■ **Your task**
Put the part of the lines below that opens with the line containing "1155, 376, 1170]" and closes with the line containing "841, 724, 850]" into a numbered list, both of those lines included and blank lines left out.

■ **Listed entries**
— start —
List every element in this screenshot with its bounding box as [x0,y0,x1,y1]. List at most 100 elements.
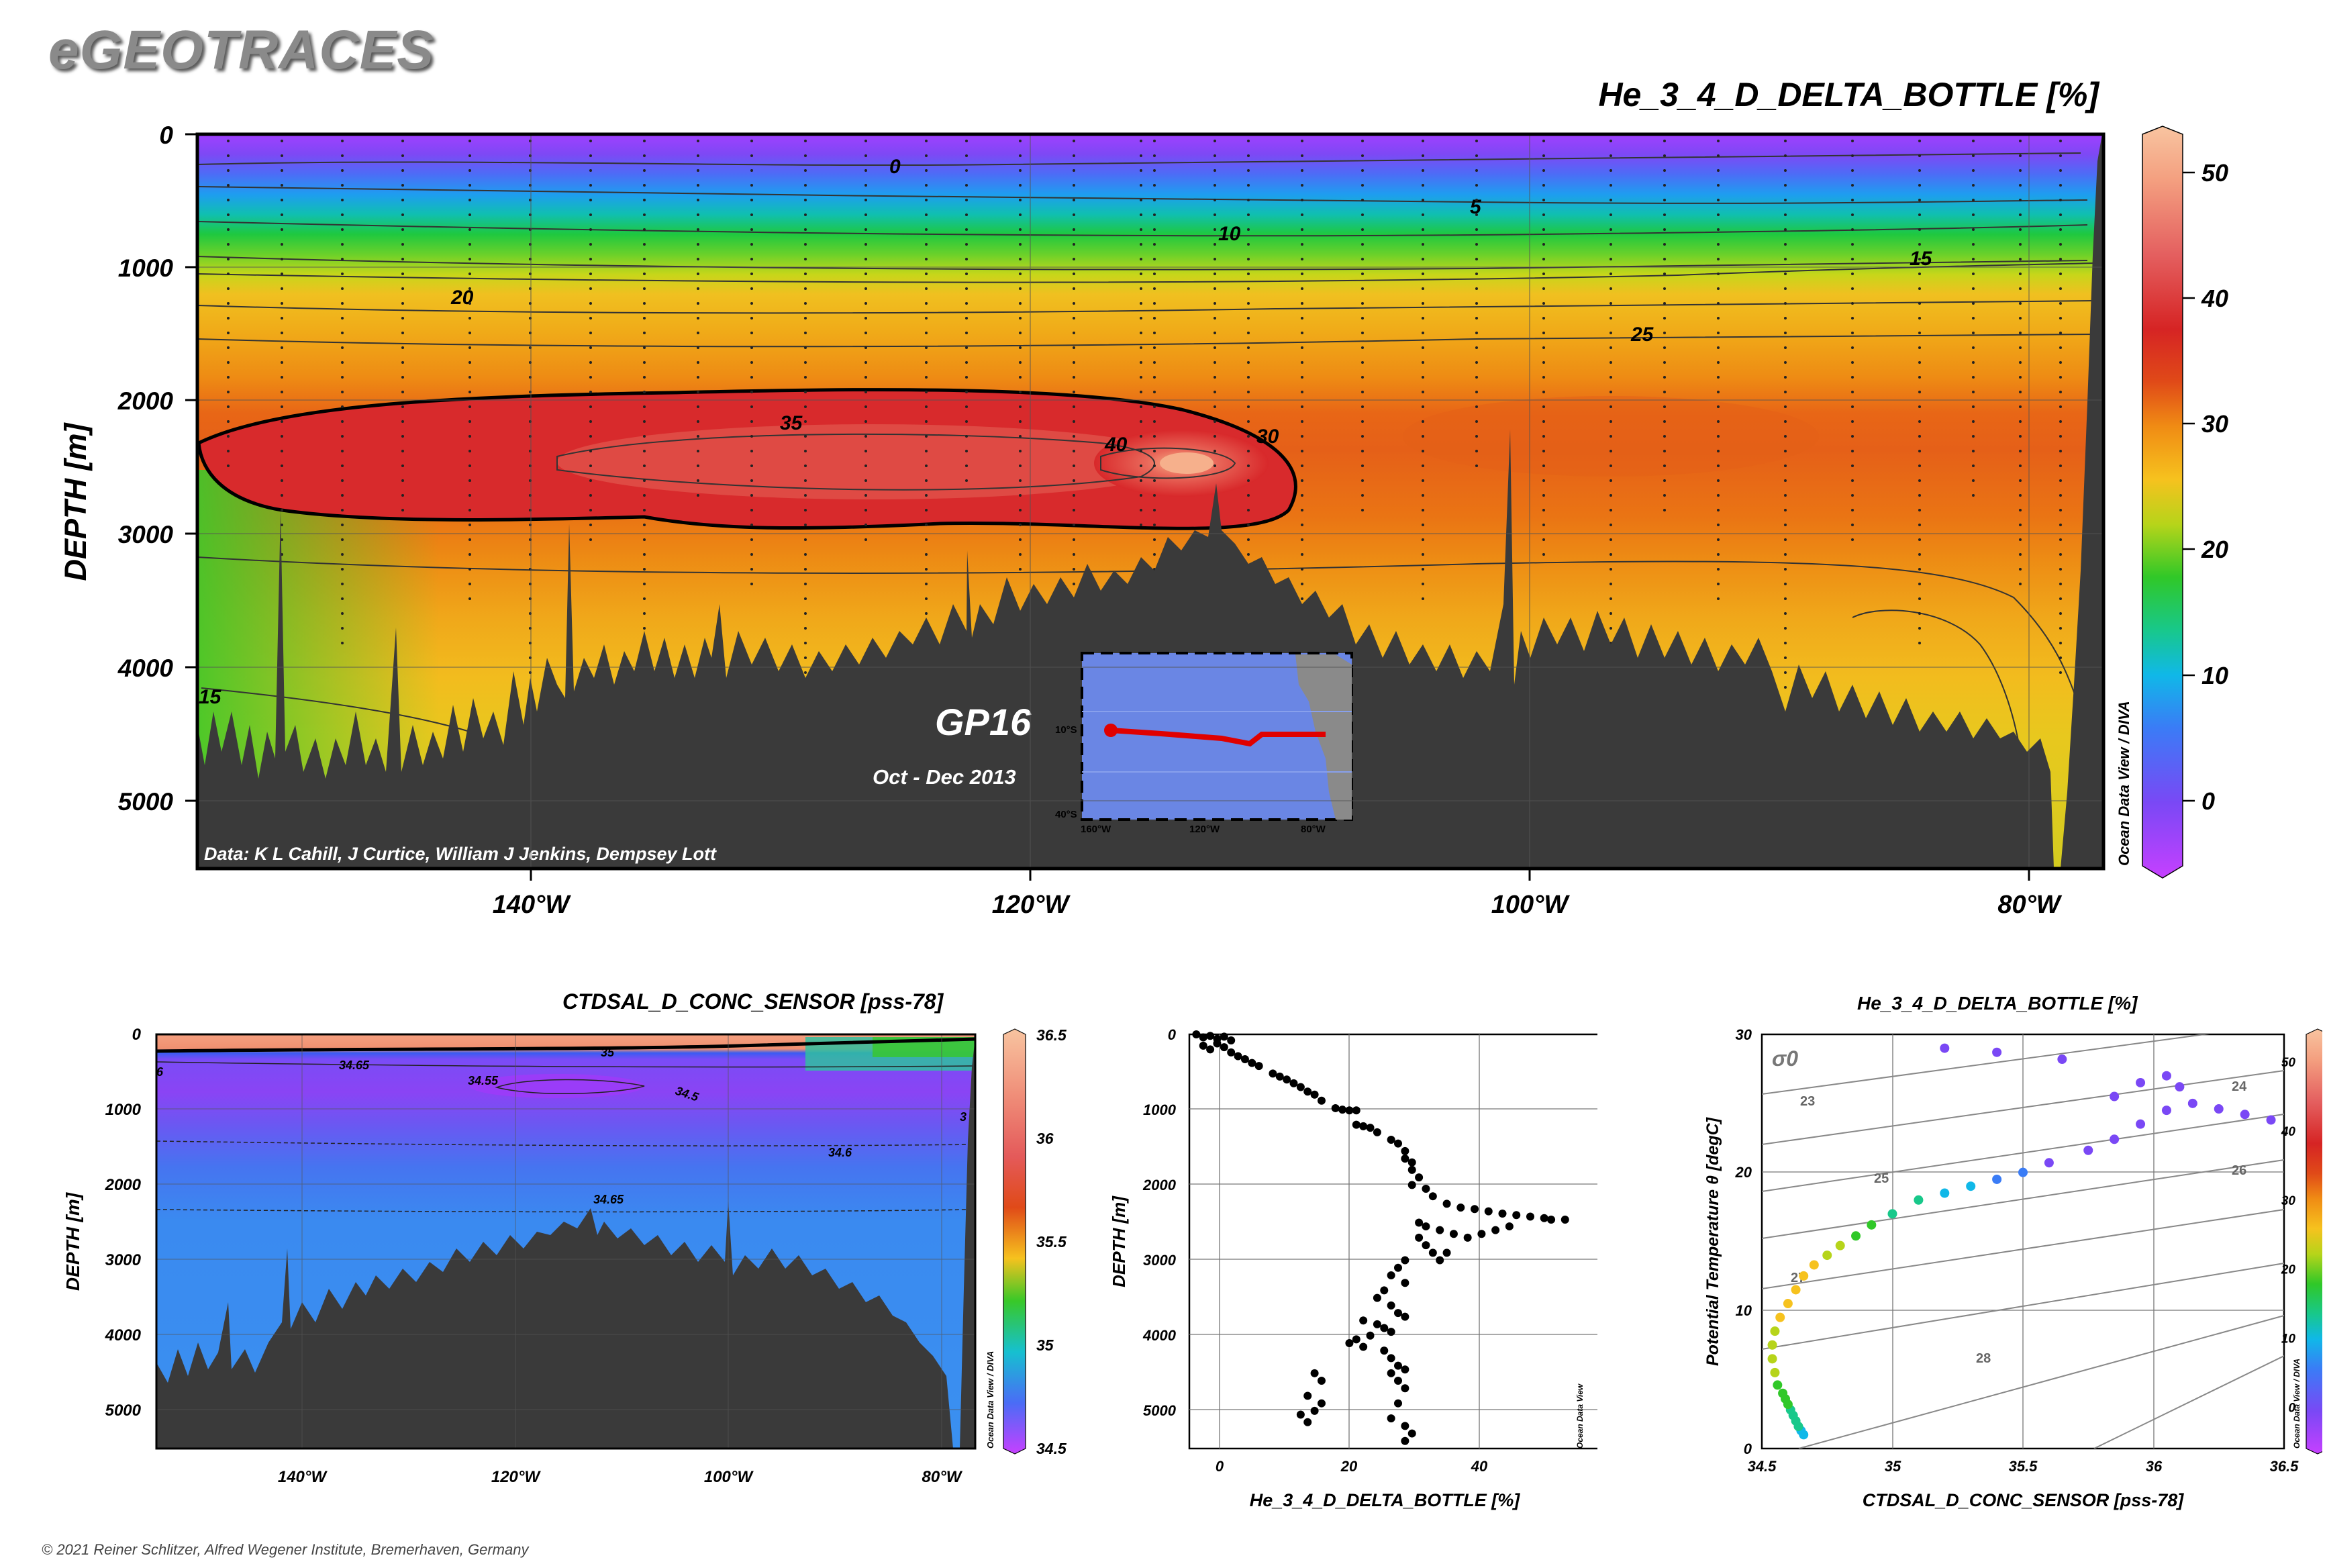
sample-dot [925,464,928,467]
sample-dot [643,332,646,334]
sample-dot [1717,332,1720,334]
sample-dot [1140,213,1142,216]
sample-dot [1019,391,1022,393]
sample-dot [227,464,230,467]
ts-point [2110,1134,2120,1144]
sample-dot [401,154,404,157]
sample-dot [281,509,283,511]
sample-dot [1140,169,1142,172]
sample-dot [1918,287,1921,290]
sample-dot [1214,154,1216,157]
sample-dot [1475,391,1478,393]
sample-dot [1073,361,1075,364]
sample-dot [697,391,699,393]
sample-dot [864,464,867,467]
sample-dot [1784,671,1787,674]
sample-dot [341,258,344,260]
sample-dot [1214,420,1216,423]
sample-dot [341,140,344,142]
sample-dot [804,228,807,231]
sample-dot [468,317,471,320]
sample-dot [925,273,928,275]
sample-dot [643,154,646,157]
sample-dot [2019,420,2022,423]
sample-dot [750,184,753,187]
sample-dot [1153,509,1156,511]
sample-dot [804,612,807,615]
sample-dot [1019,405,1022,408]
sample-dot [401,450,404,452]
sample-dot [925,302,928,305]
sample-dot [1019,420,1022,423]
sample-dot [1073,169,1075,172]
sample-dot [750,346,753,349]
sample-dot [925,154,928,157]
profile-plot: 0 1000 2000 3000 4000 5000 0 20 40 He_3_… [1109,1026,1597,1510]
y-tick-label: 4000 [105,1326,142,1344]
sample-dot [804,184,807,187]
ts-point [2136,1119,2146,1129]
sample-dot [643,612,646,615]
sample-dot [1140,332,1142,334]
sample-dot [1717,169,1720,172]
sample-dot [281,154,283,157]
sample-dot [750,509,753,511]
sample-dot [643,317,646,320]
colorbar-tick: 34.5 [1036,1440,1067,1457]
main-colorbar [2142,126,2183,879]
sample-dot [864,405,867,408]
sample-dot [468,243,471,246]
sample-dot [589,287,592,290]
sample-dot [1610,509,1612,511]
profile-point [1234,1052,1242,1061]
data-credits: Data: K L Cahill, J Curtice, William J J… [204,844,717,864]
sample-dot [1247,154,1250,157]
ts-point [1887,1209,1897,1219]
sample-dot [468,435,471,438]
sample-dot [1851,405,1854,408]
inset-label: 120°W [1189,824,1220,835]
sample-dot [1972,184,1975,187]
sample-dot [804,302,807,305]
sample-dot [1214,273,1216,275]
ts-point [1775,1312,1785,1322]
sample-dot [1851,391,1854,393]
sample-dot [643,405,646,408]
sample-dot [1851,317,1854,320]
profile-point [1345,1338,1354,1347]
sample-dot [468,213,471,216]
sample-dot [864,317,867,320]
sample-dot [1247,405,1250,408]
sample-dot [1542,420,1545,423]
sample-dot [468,583,471,585]
ts-x-axis-label: CTDSAL_D_CONC_SENSOR [pss-78] [1863,1490,2185,1510]
sample-dot [1019,450,1022,452]
cruise-dates: Oct - Dec 2013 [873,765,1016,789]
sample-dot [341,464,344,467]
sample-dot [1247,509,1250,511]
ts-point [2214,1104,2224,1114]
ts-point [1822,1251,1832,1261]
sample-dot [227,332,230,334]
sample-dot [1153,302,1156,305]
profile-point [1512,1211,1521,1220]
ts-point [2266,1115,2276,1125]
sample-dot [1247,317,1250,320]
sample-dot [1475,361,1478,364]
sample-dot [1140,361,1142,364]
sample-dot [925,450,928,452]
sample-dot [1610,405,1612,408]
sample-dot [1663,361,1666,364]
sample-dot [468,302,471,305]
contour-label: 15 [199,686,222,708]
sample-dot [965,317,968,320]
sample-dot [2019,435,2022,438]
sample-dot [1153,154,1156,157]
sample-dot [643,420,646,423]
sample-dot [1247,184,1250,187]
profile-point [1394,1377,1402,1385]
sample-dot [1019,464,1022,467]
sample-dot [643,184,646,187]
sample-dot [589,376,592,379]
sample-dot [1301,464,1303,467]
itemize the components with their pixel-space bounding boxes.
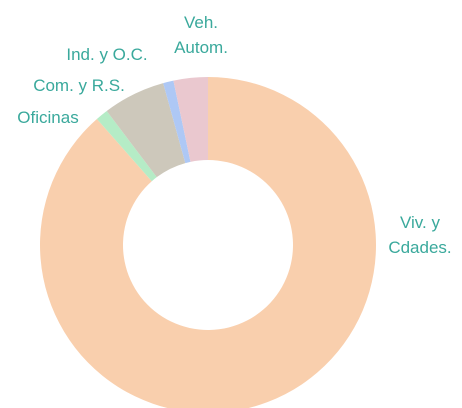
- slice-label: Viv. y Cdades.: [388, 213, 452, 257]
- slice-label: Com. y R.S.: [33, 76, 125, 95]
- donut-slice: [96, 110, 157, 182]
- donut-slice: [106, 83, 186, 178]
- slice-label: Ind. y O.C.: [66, 45, 148, 64]
- donut-slice: [173, 77, 208, 162]
- donut-slice: [163, 80, 191, 164]
- donut-slice: [40, 77, 376, 408]
- slice-label: Oficinas: [17, 108, 79, 127]
- slice-label: Veh. Autom.: [174, 13, 228, 57]
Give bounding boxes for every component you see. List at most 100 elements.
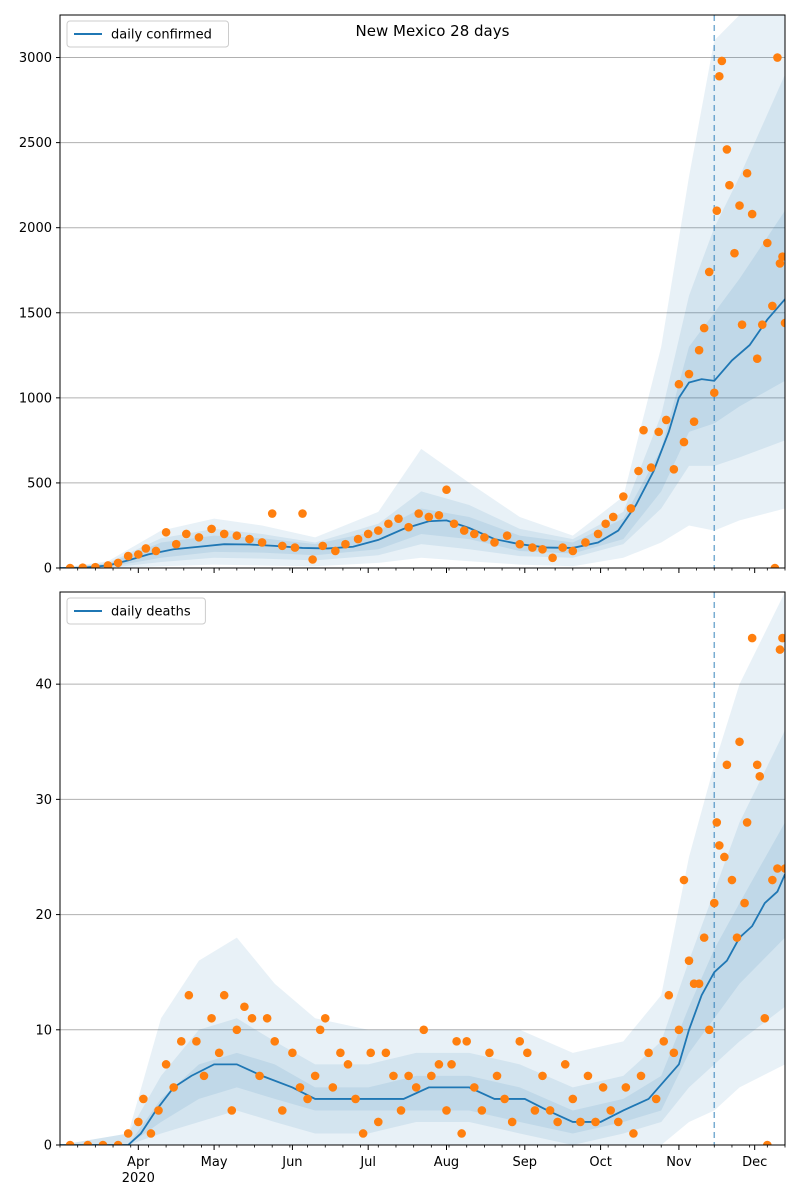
x-tick-label: Jul	[359, 1155, 376, 1170]
data-point	[528, 543, 537, 552]
y-tick-label: 0	[44, 1139, 52, 1154]
x-tick-label: Nov	[666, 1155, 692, 1170]
data-point	[717, 56, 727, 66]
y-tick-label: 0	[44, 562, 52, 577]
data-point	[103, 561, 113, 568]
plot-area	[60, 15, 785, 568]
data-point	[442, 1106, 451, 1115]
data-point	[619, 492, 628, 501]
data-point	[715, 71, 724, 81]
data-point	[192, 1037, 201, 1046]
data-point	[715, 841, 724, 850]
chart-panel-1: 0 500 1000 1500 2000 2500 3000 New Mexico 28 da…	[19, 14, 786, 577]
data-point	[644, 1048, 653, 1058]
data-point	[768, 875, 777, 885]
data-point	[232, 531, 242, 540]
plot-area	[60, 592, 785, 1145]
data-point	[219, 990, 229, 1000]
data-point	[530, 1106, 540, 1115]
y-tick-label: 20	[35, 908, 52, 923]
data-point	[659, 1037, 669, 1046]
data-point	[699, 323, 709, 333]
confidence-band-1	[60, 15, 785, 568]
legend: daily confirmed	[66, 20, 229, 48]
data-point	[626, 504, 636, 513]
data-point	[65, 563, 75, 568]
data-point	[139, 1094, 148, 1104]
data-point	[65, 1140, 75, 1145]
data-point	[394, 514, 403, 523]
data-point	[343, 1060, 353, 1069]
data-point	[608, 512, 618, 522]
data-point	[247, 1013, 257, 1023]
y-tick-label: 10	[35, 1023, 52, 1038]
data-point	[515, 539, 525, 549]
data-point	[732, 933, 742, 942]
data-point	[363, 529, 373, 539]
data-point	[502, 531, 512, 540]
data-point	[477, 1106, 487, 1115]
data-point	[560, 1060, 570, 1069]
data-point	[373, 1117, 383, 1127]
data-point	[778, 252, 785, 261]
data-point	[689, 417, 699, 426]
data-point	[712, 206, 722, 215]
data-point	[469, 529, 479, 539]
data-point	[674, 1025, 684, 1035]
data-point	[219, 529, 229, 539]
y-tick-label: 1500	[19, 306, 52, 321]
data-point	[581, 538, 590, 547]
data-point	[257, 538, 267, 547]
data-point	[694, 345, 704, 355]
data-point	[459, 526, 469, 535]
data-point	[742, 168, 752, 178]
data-point	[113, 558, 123, 568]
data-point	[295, 1083, 305, 1092]
data-point	[171, 539, 181, 549]
data-point	[262, 1013, 272, 1023]
confidence-band-2	[60, 730, 785, 1145]
data-point	[684, 369, 694, 379]
data-point	[704, 267, 714, 277]
data-point	[123, 1129, 133, 1138]
data-point	[763, 238, 772, 248]
axes-frame	[59, 591, 786, 1146]
data-point	[146, 1129, 156, 1138]
data-point	[669, 465, 679, 474]
data-point	[679, 437, 689, 447]
legend-label: daily confirmed	[111, 28, 212, 43]
data-point	[182, 529, 191, 539]
data-point	[634, 466, 643, 476]
data-point	[720, 852, 729, 862]
data-point	[773, 53, 782, 62]
data-point	[780, 318, 785, 328]
y-tick-label: 2500	[19, 136, 52, 151]
data-point	[404, 1071, 413, 1081]
data-point	[646, 463, 656, 472]
y-tick-label: 1000	[19, 391, 52, 406]
x-tick-label: May	[201, 1155, 228, 1170]
data-point	[452, 1037, 461, 1046]
x-year-label: 2020	[122, 1171, 155, 1186]
data-point	[704, 1025, 714, 1035]
x-tick-label: Aug	[434, 1155, 459, 1170]
data-point	[427, 1071, 436, 1081]
data-point	[661, 415, 671, 425]
data-point	[755, 772, 765, 781]
data-point	[176, 1037, 186, 1046]
series-line	[60, 873, 785, 1145]
data-point	[735, 737, 744, 747]
data-point	[328, 1083, 338, 1092]
data-point	[207, 524, 216, 534]
data-point	[651, 1094, 661, 1104]
data-point	[381, 1048, 391, 1058]
data-point	[255, 1071, 264, 1081]
data-point	[568, 546, 578, 556]
data-point	[424, 512, 434, 522]
data-point	[694, 979, 704, 989]
data-point	[768, 301, 777, 311]
data-point	[123, 551, 133, 561]
data-point	[214, 1048, 224, 1058]
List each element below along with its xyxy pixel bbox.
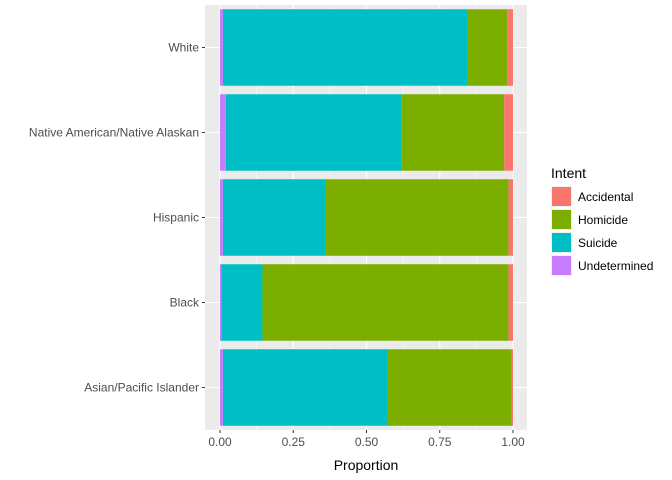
— end —
■ **Output below**
1. x-tick-label: Jul	[359, 1155, 376, 1170]
2. data-point	[528, 543, 537, 552]
3. y-tick-label: 0	[44, 1139, 52, 1154]
4. x-tick-label: Nov	[666, 1155, 692, 1170]
5. data-point	[717, 56, 727, 66]
6. y-tick-label: 0	[44, 562, 52, 577]
7. data-point	[103, 561, 113, 568]
8. plot-area	[60, 15, 785, 568]
9. data-point	[442, 1106, 451, 1115]
10. data-point	[619, 492, 628, 501]
11. data-point	[715, 71, 724, 81]
12. data-point	[192, 1037, 201, 1046]
13. data-point	[715, 841, 724, 850]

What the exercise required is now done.